**Exercise details**
Write each record again exactly as it stands.

*** Data shown ***

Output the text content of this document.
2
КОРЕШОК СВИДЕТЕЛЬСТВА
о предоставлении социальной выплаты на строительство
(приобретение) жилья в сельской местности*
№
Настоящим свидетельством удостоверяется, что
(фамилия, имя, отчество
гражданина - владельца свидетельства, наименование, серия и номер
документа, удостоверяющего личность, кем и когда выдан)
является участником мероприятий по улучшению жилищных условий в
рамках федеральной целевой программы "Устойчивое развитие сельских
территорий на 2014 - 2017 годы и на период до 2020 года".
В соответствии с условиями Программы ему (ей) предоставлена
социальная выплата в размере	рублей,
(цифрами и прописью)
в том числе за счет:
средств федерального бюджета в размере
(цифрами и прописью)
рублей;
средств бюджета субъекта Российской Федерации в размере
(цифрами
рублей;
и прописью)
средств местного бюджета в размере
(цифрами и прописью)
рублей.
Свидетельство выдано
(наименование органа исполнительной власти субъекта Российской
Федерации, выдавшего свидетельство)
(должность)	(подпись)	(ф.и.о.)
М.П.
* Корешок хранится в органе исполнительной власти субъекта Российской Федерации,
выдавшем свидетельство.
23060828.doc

***

**Expected answer**
Output the text content of this document.
2
КОРЕШОК СВИДЕТЕЛЬСТВА
о предоставлении социальной выплаты на строительство
(приобретение) жилья в сельской местности*
№
Настоящим свидетельством удостоверяется, что
(фамилия, имя, отчество
гражданина - владельца свидетельства, наименование, серия и номер
документа, удостоверяющего личность, кем и когда выдан)
является участником мероприятий по улучшению жилищных условий в
рамках федеральной целевой программы "Устойчивое развитие сельских
территорий на 2014 - 2017 годы и на период до 2020 года".
В соответствии с условиями Программы ему (ей) предоставлена
социальная выплата в размере	рублей,
(цифрами и прописью)
в том числе за счет:
средств федерального бюджета в размере
(цифрами и прописью)
рублей;
средств бюджета субъекта Российской Федерации в размере
(цифрами
рублей;
и прописью)
средств местного бюджета в размере
(цифрами и прописью)
рублей.
Свидетельство выдано
(наименование органа исполнительной власти субъекта Российской
Федерации, выдавшего свидетельство)
(должность)	(подпись)	(ф.и.о.)
М.П.
* Корешок хранится в органе исполнительной власти субъекта Российской Федерации,
выдавшем свидетельство.
23060828.doc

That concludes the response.